PROBLEM TO SOLVE:
Keep only those lines of the records that include the string "RELATIVAMENTE".

INPUT ROWS:
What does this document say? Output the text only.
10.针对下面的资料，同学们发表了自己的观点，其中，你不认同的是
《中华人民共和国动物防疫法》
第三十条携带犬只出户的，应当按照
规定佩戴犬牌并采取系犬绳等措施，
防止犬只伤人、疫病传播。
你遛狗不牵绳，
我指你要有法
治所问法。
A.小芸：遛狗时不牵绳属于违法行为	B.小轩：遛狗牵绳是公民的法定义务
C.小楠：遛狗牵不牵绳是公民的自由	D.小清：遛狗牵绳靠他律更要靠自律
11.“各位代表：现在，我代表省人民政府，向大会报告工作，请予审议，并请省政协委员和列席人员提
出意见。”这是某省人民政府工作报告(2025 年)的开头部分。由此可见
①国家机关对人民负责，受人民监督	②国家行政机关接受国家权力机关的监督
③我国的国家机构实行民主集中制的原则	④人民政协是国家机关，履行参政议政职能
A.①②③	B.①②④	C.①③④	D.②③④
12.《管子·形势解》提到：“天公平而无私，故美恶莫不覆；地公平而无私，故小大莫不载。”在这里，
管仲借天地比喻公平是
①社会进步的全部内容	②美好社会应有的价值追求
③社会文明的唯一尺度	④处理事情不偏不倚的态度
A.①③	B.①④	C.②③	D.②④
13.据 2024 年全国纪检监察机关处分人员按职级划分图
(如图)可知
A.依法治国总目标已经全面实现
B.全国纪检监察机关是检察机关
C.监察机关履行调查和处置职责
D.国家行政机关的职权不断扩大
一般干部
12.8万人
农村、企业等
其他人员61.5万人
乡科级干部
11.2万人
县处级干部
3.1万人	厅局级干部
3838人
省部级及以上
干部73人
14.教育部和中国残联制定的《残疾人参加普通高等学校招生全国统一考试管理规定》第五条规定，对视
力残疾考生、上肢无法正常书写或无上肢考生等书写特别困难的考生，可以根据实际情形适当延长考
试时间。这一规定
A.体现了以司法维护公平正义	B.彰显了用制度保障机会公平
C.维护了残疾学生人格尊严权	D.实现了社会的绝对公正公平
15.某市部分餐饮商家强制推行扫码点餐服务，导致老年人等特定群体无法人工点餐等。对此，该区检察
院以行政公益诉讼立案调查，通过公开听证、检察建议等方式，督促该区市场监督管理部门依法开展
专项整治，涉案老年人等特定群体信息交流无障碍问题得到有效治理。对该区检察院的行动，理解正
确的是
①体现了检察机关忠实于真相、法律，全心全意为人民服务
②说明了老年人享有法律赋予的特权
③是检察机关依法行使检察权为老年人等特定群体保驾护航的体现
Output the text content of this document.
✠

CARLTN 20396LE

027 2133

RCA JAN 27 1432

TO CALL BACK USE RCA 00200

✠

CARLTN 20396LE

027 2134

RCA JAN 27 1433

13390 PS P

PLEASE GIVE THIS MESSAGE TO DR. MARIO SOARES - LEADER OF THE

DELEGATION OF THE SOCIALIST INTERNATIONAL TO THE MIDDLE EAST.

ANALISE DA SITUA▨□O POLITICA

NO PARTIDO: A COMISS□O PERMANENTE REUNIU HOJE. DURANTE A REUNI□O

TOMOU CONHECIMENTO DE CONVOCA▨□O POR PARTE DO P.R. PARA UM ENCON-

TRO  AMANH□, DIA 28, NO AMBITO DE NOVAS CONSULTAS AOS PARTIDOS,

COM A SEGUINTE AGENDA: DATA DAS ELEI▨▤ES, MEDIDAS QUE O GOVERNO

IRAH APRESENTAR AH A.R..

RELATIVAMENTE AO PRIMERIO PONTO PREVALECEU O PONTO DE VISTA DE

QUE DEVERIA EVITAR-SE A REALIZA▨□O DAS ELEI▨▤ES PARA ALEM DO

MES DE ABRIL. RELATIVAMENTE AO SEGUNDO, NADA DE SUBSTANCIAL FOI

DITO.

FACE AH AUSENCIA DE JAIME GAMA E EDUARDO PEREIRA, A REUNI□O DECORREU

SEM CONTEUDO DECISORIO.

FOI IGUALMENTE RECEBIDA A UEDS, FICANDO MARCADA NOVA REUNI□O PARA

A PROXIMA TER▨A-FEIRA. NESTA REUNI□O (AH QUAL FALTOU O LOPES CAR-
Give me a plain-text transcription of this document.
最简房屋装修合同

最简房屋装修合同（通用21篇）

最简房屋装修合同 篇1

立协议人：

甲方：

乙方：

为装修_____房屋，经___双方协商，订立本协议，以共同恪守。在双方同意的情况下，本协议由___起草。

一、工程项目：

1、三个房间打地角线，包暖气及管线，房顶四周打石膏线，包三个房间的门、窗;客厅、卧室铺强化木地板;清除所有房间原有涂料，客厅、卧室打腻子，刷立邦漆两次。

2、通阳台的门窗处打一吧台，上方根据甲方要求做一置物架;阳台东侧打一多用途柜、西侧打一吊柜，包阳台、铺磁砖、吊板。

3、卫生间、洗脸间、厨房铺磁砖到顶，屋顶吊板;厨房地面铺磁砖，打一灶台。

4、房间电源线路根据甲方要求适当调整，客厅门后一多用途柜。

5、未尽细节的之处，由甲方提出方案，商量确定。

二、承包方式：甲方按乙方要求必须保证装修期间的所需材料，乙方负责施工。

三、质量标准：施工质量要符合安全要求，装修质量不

EXERCISE RESPONSE:
RELATIVAMENTE AO PRIMERIO PONTO PREVALECEU O PONTO DE VISTA DE
MES DE ABRIL. RELATIVAMENTE AO SEGUNDO, NADA DE SUBSTANCIAL FOI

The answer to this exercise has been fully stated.